Input data ->
* START *
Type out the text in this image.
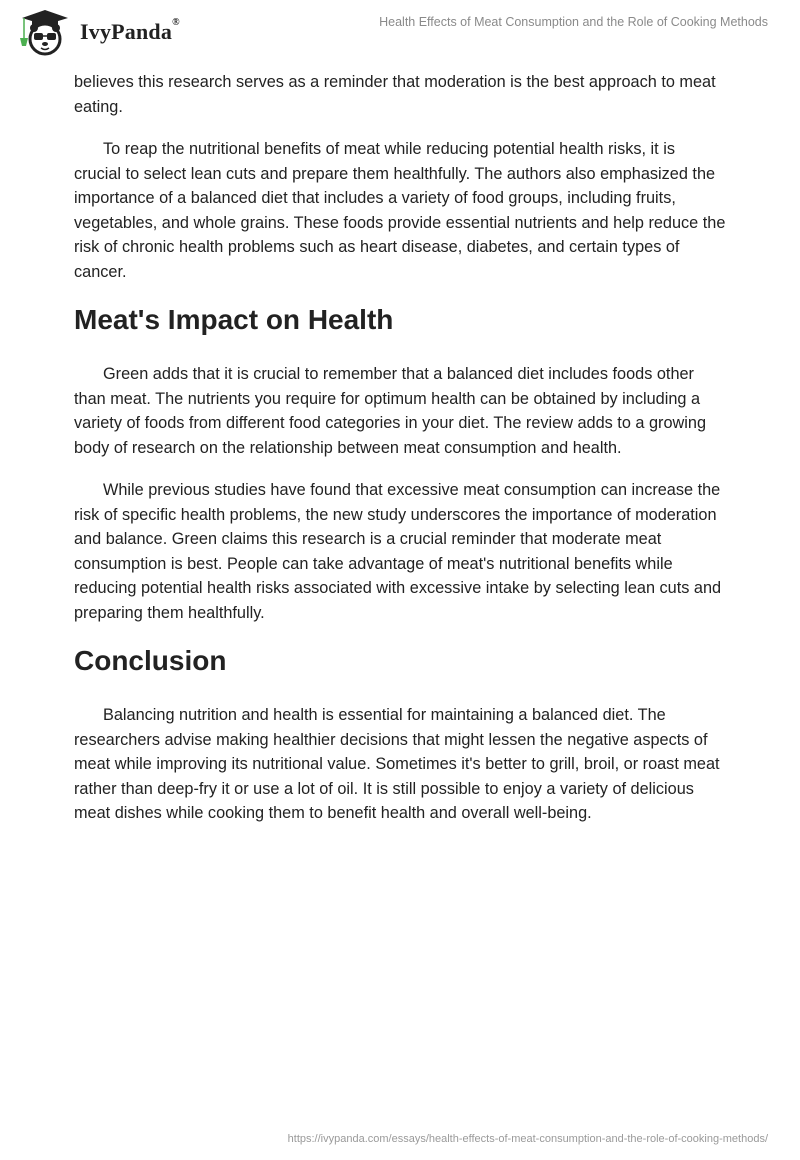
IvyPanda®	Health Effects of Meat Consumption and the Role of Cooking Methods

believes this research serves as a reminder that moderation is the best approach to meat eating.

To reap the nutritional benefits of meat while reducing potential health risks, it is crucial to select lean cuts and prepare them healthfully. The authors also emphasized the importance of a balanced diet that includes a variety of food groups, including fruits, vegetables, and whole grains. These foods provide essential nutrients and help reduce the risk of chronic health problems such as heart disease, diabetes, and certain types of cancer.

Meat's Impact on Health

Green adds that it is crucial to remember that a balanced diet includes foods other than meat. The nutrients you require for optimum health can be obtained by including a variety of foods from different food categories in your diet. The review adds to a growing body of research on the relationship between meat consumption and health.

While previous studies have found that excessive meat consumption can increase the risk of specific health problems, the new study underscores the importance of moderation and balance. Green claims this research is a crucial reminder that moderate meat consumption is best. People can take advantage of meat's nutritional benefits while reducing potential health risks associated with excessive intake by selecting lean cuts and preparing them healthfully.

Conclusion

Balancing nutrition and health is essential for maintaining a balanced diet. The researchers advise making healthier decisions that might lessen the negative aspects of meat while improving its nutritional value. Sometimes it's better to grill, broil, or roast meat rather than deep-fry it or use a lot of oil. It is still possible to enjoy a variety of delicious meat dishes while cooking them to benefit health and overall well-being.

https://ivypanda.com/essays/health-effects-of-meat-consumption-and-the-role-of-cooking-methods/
* END *
* START *
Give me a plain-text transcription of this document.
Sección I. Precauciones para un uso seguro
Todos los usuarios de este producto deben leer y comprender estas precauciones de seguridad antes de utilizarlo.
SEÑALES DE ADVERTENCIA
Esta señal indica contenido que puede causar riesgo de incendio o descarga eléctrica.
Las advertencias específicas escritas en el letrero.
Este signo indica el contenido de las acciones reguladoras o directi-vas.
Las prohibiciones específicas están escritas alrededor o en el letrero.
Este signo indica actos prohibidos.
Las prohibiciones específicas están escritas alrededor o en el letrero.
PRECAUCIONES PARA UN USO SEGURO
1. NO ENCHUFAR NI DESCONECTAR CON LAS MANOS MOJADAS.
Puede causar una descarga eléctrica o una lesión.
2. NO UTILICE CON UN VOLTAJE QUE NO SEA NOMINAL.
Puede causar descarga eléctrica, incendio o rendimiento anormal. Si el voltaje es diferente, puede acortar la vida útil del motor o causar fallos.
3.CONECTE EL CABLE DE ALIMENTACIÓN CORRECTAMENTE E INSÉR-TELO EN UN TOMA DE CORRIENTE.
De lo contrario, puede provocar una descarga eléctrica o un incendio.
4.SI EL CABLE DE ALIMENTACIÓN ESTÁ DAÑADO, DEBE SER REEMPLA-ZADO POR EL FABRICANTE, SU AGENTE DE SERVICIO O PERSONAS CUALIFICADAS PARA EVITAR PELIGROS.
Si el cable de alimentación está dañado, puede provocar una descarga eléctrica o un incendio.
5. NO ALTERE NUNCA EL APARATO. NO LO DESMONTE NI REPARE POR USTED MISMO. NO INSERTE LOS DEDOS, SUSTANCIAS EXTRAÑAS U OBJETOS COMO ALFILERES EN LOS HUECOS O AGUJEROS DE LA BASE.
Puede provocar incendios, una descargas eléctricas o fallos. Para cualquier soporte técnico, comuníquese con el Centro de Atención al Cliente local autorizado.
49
* END *
Request ->
Count each line above in which the string "benefits" appears, then state only the total.

Full response ->
2